--- Task ---
Tally every line of the listing below that holds "Hiperglicémia", then give the tally alone.

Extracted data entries
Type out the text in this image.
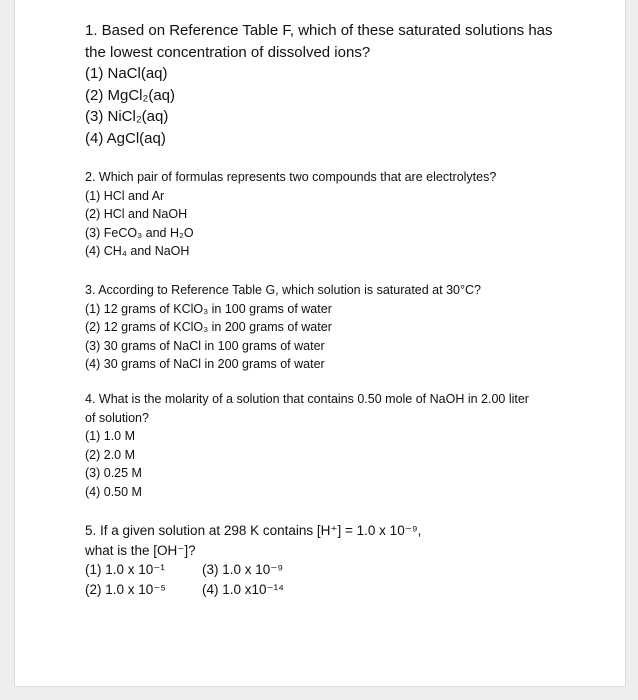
1. Based on Reference Table F, which of these saturated solutions has
the lowest concentration of dissolved ions?
(1) NaCl(aq)
(2) MgCl₂(aq)
(3) NiCl₂(aq)
(4) AgCl(aq)
2. Which pair of formulas represents two compounds that are electrolytes?
(1) HCl and Ar
(2) HCl and NaOH
(3) FeCO₃ and H₂O
(4) CH₄ and NaOH
3. According to Reference Table G, which solution is saturated at 30°C?
(1) 12 grams of KClO₃ in 100 grams of water
(2) 12 grams of KClO₃ in 200 grams of water
(3) 30 grams of NaCl in 100 grams of water
(4) 30 grams of NaCl in 200 grams of water
4. What is the molarity of a solution that contains 0.50 mole of NaOH in 2.00 liter
of solution?
(1) 1.0 M
(2) 2.0 M
(3) 0.25 M
(4) 0.50 M
5. If a given solution at 298 K contains [H⁺] = 1.0 x 10⁻⁹,
what is the [OH⁻]?
(1) 1.0 x 10⁻¹	(3) 1.0 x 10⁻⁹
(2) 1.0 x 10⁻⁵	(4) 1.0 x10⁻¹⁴
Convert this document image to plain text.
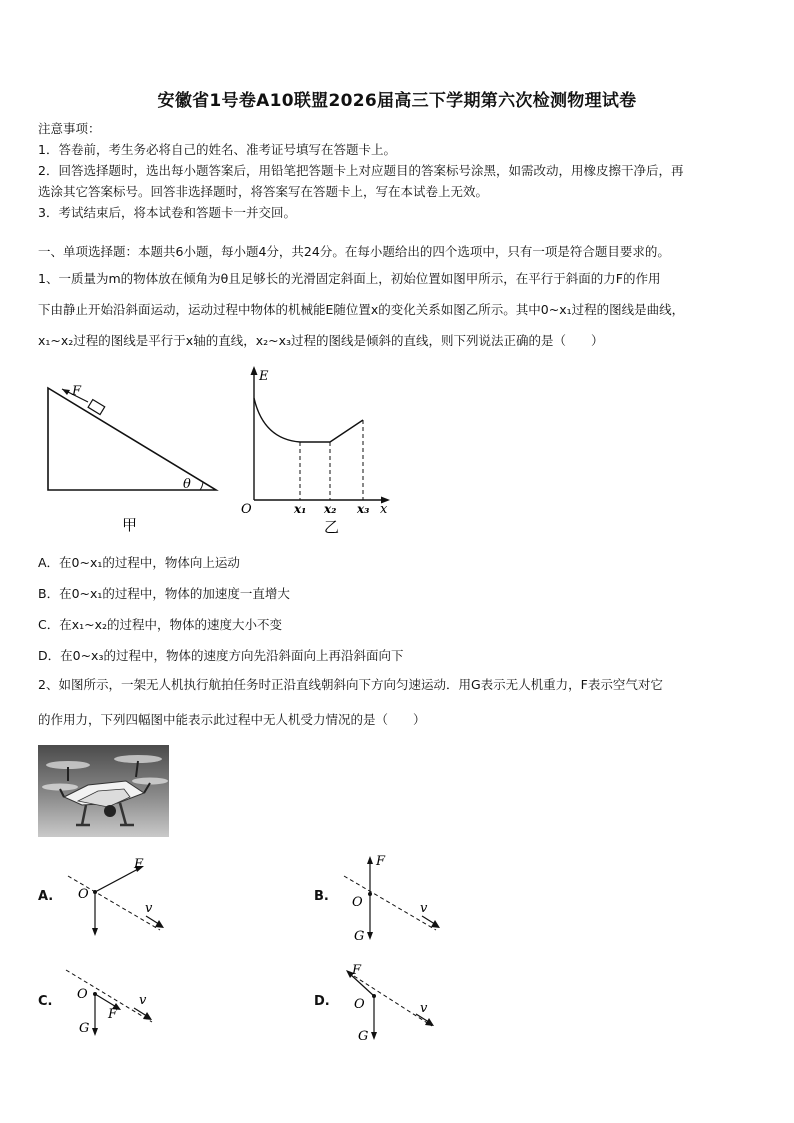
安徽省1号卷A10联盟2026届高三下学期第六次检测物理试卷
注意事项：
1．答卷前，考生务必将自己的姓名、准考证号填写在答题卡上。
2．回答选择题时，选出每小题答案后，用铅笔把答题卡上对应题目的答案标号涂黑，如需改动，用橡皮擦干净后，再
选涂其它答案标号。回答非选择题时，将答案写在答题卡上，写在本试卷上无效。
3．考试结束后，将本试卷和答题卡一并交回。
一、单项选择题：本题共6小题，每小题4分，共24分。在每小题给出的四个选项中，只有一项是符合题目要求的。
1、一质量为m的物体放在倾角为θ且足够长的光滑固定斜面上，初始位置如图甲所示，在平行于斜面的力F的作用
下由静止开始沿斜面运动，运动过程中物体的机械能E随位置x的变化关系如图乙所示。其中0~x₁过程的图线是曲线，
x₁~x₂过程的图线是平行于x轴的直线，x₂~x₃过程的图线是倾斜的直线，则下列说法正确的是（　　）
F
θ
甲
E
O	x
x₁ x₂ x₃
乙
A．在0~x₁的过程中，物体向上运动
B．在0~x₁的过程中，物体的加速度一直增大
C．在x₁~x₂的过程中，物体的速度大小不变
D．在0~x₃的过程中，物体的速度方向先沿斜面向上再沿斜面向下
2、如图所示，一架无人机执行航拍任务时正沿直线朝斜向下方向匀速运动．用G表示无人机重力，F表示空气对它
的作用力，下列四幅图中能表示此过程中无人机受力情况的是（　　）
A. O
F
v
B. O
F
v
G
C. O
F
v
G
D.
F
v
G
O
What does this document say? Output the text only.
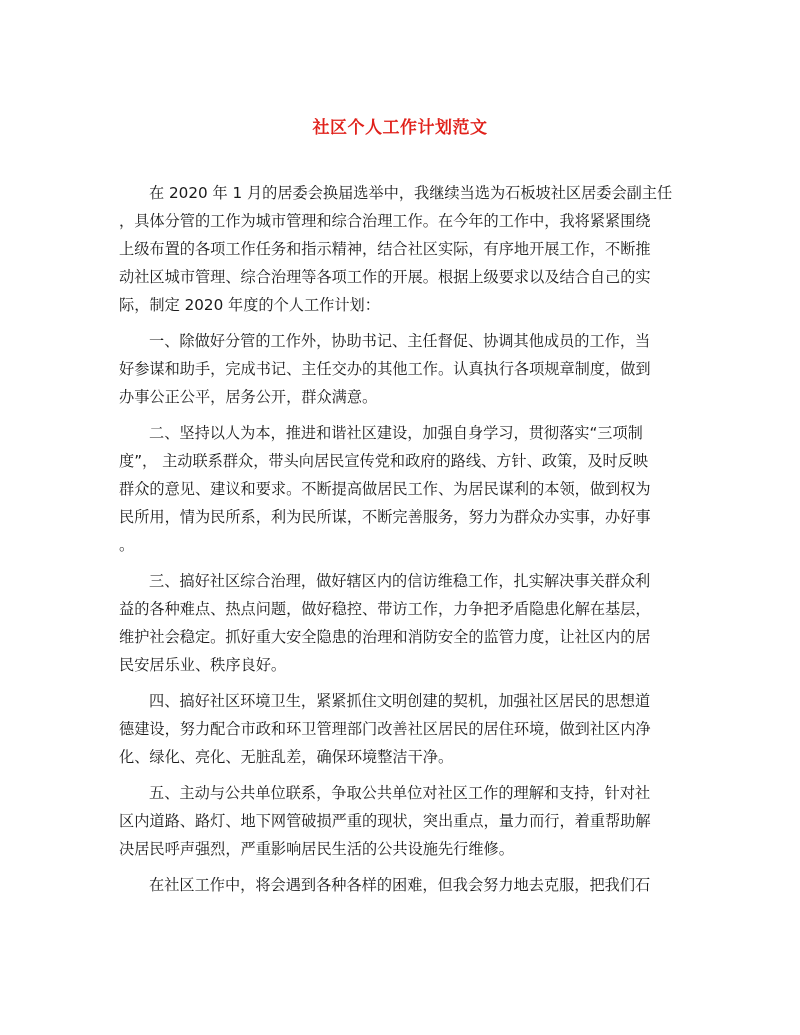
社区个人工作计划范文
在 2020 年 1 月的居委会换届选举中，我继续当选为石板坡社区居委会副主任
，具体分管的工作为城市管理和综合治理工作。在今年的工作中，我将紧紧围绕
上级布置的各项工作任务和指示精神，结合社区实际，有序地开展工作，不断推
动社区城市管理、综合治理等各项工作的开展。根据上级要求以及结合自己的实
际，制定 2020 年度的个人工作计划：
一、除做好分管的工作外，协助书记、主任督促、协调其他成员的工作，当
好参谋和助手，完成书记、主任交办的其他工作。认真执行各项规章制度，做到
办事公正公平，居务公开，群众满意。
二、坚持以人为本，推进和谐社区建设，加强自身学习，贯彻落实“三项制
度”， 主动联系群众，带头向居民宣传党和政府的路线、方针、政策，及时反映
群众的意见、建议和要求。不断提高做居民工作、为居民谋利的本领，做到权为
民所用，情为民所系，利为民所谋，不断完善服务，努力为群众办实事，办好事
。
三、搞好社区综合治理，做好辖区内的信访维稳工作，扎实解决事关群众利
益的各种难点、热点问题，做好稳控、带访工作，力争把矛盾隐患化解在基层，
维护社会稳定。抓好重大安全隐患的治理和消防安全的监管力度，让社区内的居
民安居乐业、秩序良好。
四、搞好社区环境卫生，紧紧抓住文明创建的契机，加强社区居民的思想道
德建设，努力配合市政和环卫管理部门改善社区居民的居住环境，做到社区内净
化、绿化、亮化、无脏乱差，确保环境整洁干净。
五、主动与公共单位联系，争取公共单位对社区工作的理解和支持，针对社
区内道路、路灯、地下网管破损严重的现状，突出重点，量力而行，着重帮助解
决居民呼声强烈，严重影响居民生活的公共设施先行维修。
在社区工作中，将会遇到各种各样的困难，但我会努力地去克服，把我们石
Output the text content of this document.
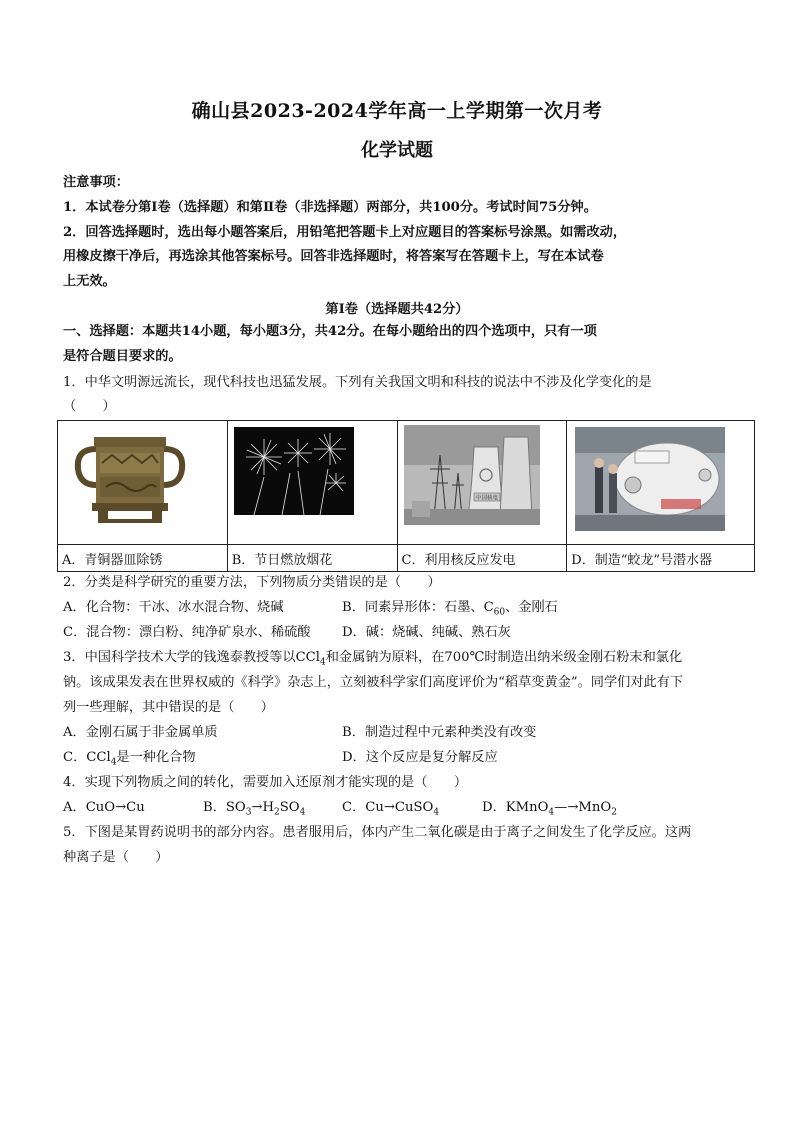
确山县2023-2024学年高一上学期第一次月考
化学试题
注意事项：
1．本试卷分第Ⅰ卷（选择题）和第Ⅱ卷（非选择题）两部分，共100分。考试时间75分钟。
2．回答选择题时，选出每小题答案后，用铅笔把答题卡上对应题目的答案标号涂黑。如需改动，
用橡皮擦干净后，再选涂其他答案标号。回答非选择题时，将答案写在答题卡上，写在本试卷
上无效。
第Ⅰ卷（选择题共42分）
一、选择题：本题共14小题，每小题3分，共42分。在每小题给出的四个选项中，只有一项
是符合题目要求的。
1．中华文明源远流长，现代科技也迅猛发展。下列有关我国文明和科技的说法中不涉及化学变化的是
（　　）

中国核电

A．青铜器皿除锈	B．节日燃放烟花	C．利用核反应发电	D．制造“蛟龙”号潜水器
2．分类是科学研究的重要方法，下列物质分类错误的是（　　）
A．化合物：干冰、冰水混合物、烧碱	B．同素异形体：石墨、$C_{60}$、金刚石
C．混合物：漂白粉、纯净矿泉水、稀硫酸 D．碱：烧碱、纯碱、熟石灰
3．中国科学技术大学的钱逸泰教授等以CCl$_4$和金属钠为原料，在700℃时制造出纳米级金刚石粉末和氯化
钠。该成果发表在世界权威的《科学》杂志上，立刻被科学家们高度评价为“稻草变黄金”。同学们对此有下
列一些理解，其中错误的是（　　）
A．金刚石属于非金属单质	B．制造过程中元素种类没有改变
C．CCl$_4$是一种化合物	D．这个反应是复分解反应
4．实现下列物质之间的转化，需要加入还原剂才能实现的是（　　）
A．CuO→Cu	B．$SO_3\to H_2SO_4$	C．Cu→CuSO$_4$	D．KMnO$_4$—→MnO$_2$
5．下图是某胃药说明书的部分内容。患者服用后，体内产生二氧化碳是由于离子之间发生了化学反应。这两
种离子是（　　）
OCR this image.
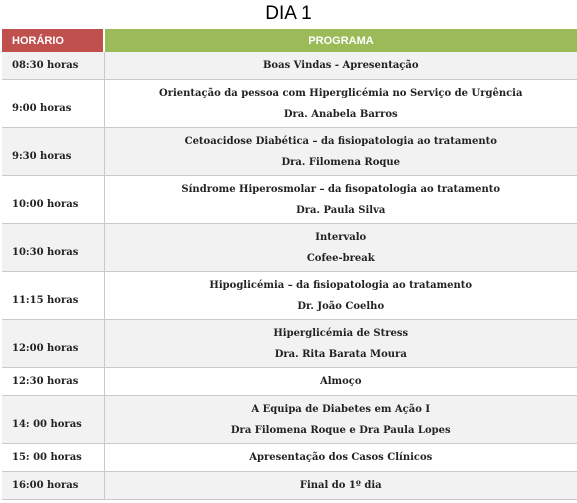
DIA 1
HORÁRIO	PROGRAMA
08:30 horas	Boas Vindas - Apresentação

9:00 horas	Orientação da pessoa com Hiperglicémia no Serviço de Urgência
Dra. Anabela Barros

9:30 horas	Cetoacidose Diabética – da fisiopatologia ao tratamento
Dra. Filomena Roque

10:00 horas	Síndrome Hiperosmolar – da fisopatologia ao tratamento
Dra. Paula Silva

10:30 horas	Intervalo
Cofee-break

11:15 horas	Hipoglicémia – da fisiopatologia ao tratamento
Dr. João Coelho

12:00 horas	Hiperglicémia de Stress
Dra. Rita Barata Moura

12:30 horas	Almoço

14: 00 horas	A Equipa de Diabetes em Ação I
Dra Filomena Roque e Dra Paula Lopes

15: 00 horas	Apresentação dos Casos Clínicos

16:00 horas	Final do 1º dia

--- Exercise answer ---
2